= Work required =
All the entries need to be quoted exactly, apart from the pictures, which you should drop.

***** Dataset *****

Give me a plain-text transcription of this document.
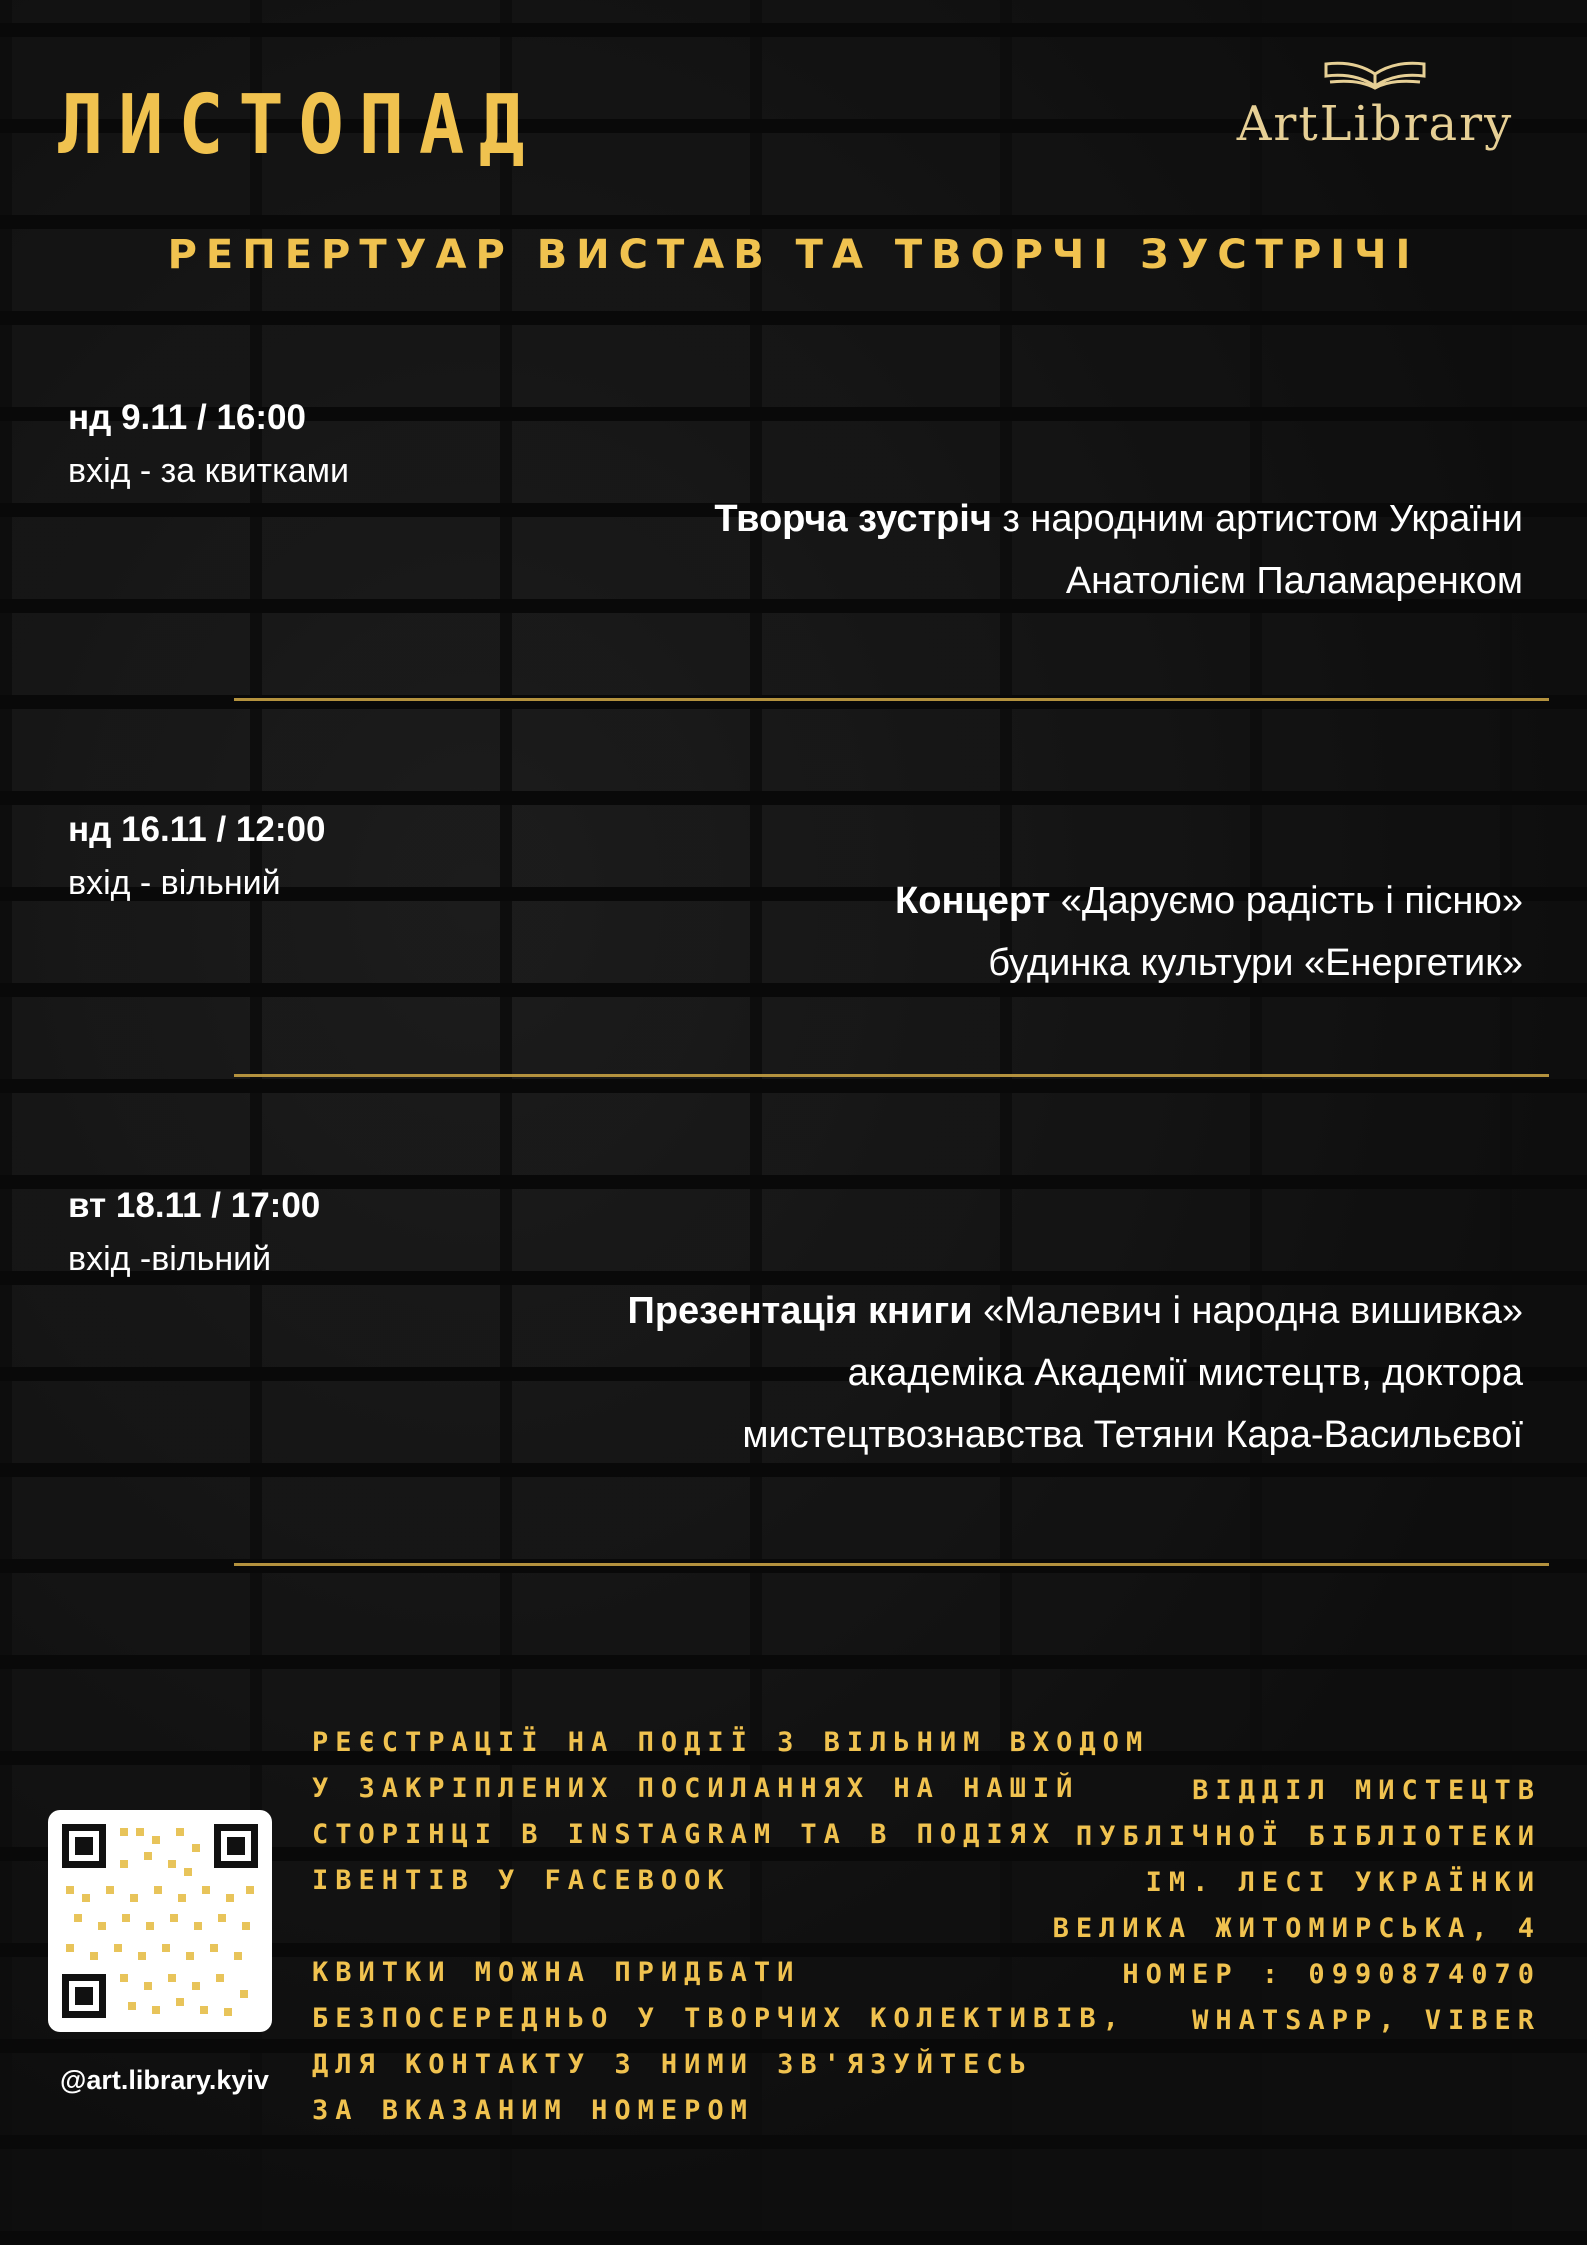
ЛИСТОПАД	ArtLibrary
РЕПЕРТУАР ВИСТАВ ТА ТВОРЧІ ЗУСТРІЧІ
нд 9.11 / 16:00
вхід - за квитками
Творча зустріч з народним артистом України
Анатолієм Паламаренком
нд 16.11 / 12:00
вхід - вільний	Концерт «Даруємо радість і пісню»
будинка культури «Енергетик»
вт 18.11 / 17:00
вхід -вільний
Презентація книги «Малевич і народна вишивка»
академіка Академії мистецтв, доктора
мистецтвознавства Тетяни Кара-Васильєвої
@art.library.kyiv
РЕЄСТРАЦІЇ НА ПОДІЇ З ВІЛЬНИМ ВХОДОМ
У ЗАКРІПЛЕНИХ ПОСИЛАННЯХ НА НАШІЙ
СТОРІНЦІ В INSTAGRAM ТА В ПОДІЯХ
ІВЕНТІВ У FACEBOOK
КВИТКИ МОЖНА ПРИДБАТИ
БЕЗПОСЕРЕДНЬО У ТВОРЧИХ КОЛЕКТИВІВ,
ДЛЯ КОНТАКТУ З НИМИ ЗВ'ЯЗУЙТЕСЬ
ЗА ВКАЗАНИМ НОМЕРОМ
ВІДДІЛ МИСТЕЦТВ
ПУБЛІЧНОЇ БІБЛІОТЕКИ
ІМ. ЛЕСІ УКРАЇНКИ
ВЕЛИКА ЖИТОМИРСЬКА, 4
НОМЕР : 0990874070
WHATSAPP, VIBER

*****

= Answer to this problem =
Give me a plain-text transcription of this document.
ЛИСТОПАД	ArtLibrary
РЕПЕРТУАР ВИСТАВ ТА ТВОРЧІ ЗУСТРІЧІ
нд 9.11 / 16:00
вхід - за квитками
Творча зустріч з народним артистом України
Анатолієм Паламаренком
нд 16.11 / 12:00
вхід - вільний	Концерт «Даруємо радість і пісню»
будинка культури «Енергетик»
вт 18.11 / 17:00
вхід -вільний
Презентація книги «Малевич і народна вишивка»
академіка Академії мистецтв, доктора
мистецтвознавства Тетяни Кара-Васильєвої
@art.library.kyiv
РЕЄСТРАЦІЇ НА ПОДІЇ З ВІЛЬНИМ ВХОДОМ
У ЗАКРІПЛЕНИХ ПОСИЛАННЯХ НА НАШІЙ
СТОРІНЦІ В INSTAGRAM ТА В ПОДІЯХ
ІВЕНТІВ У FACEBOOK
КВИТКИ МОЖНА ПРИДБАТИ
БЕЗПОСЕРЕДНЬО У ТВОРЧИХ КОЛЕКТИВІВ,
ДЛЯ КОНТАКТУ З НИМИ ЗВ'ЯЗУЙТЕСЬ
ЗА ВКАЗАНИМ НОМЕРОМ
ВІДДІЛ МИСТЕЦТВ
ПУБЛІЧНОЇ БІБЛІОТЕКИ
ІМ. ЛЕСІ УКРАЇНКИ
ВЕЛИКА ЖИТОМИРСЬКА, 4
НОМЕР : 0990874070
WHATSAPP, VIBER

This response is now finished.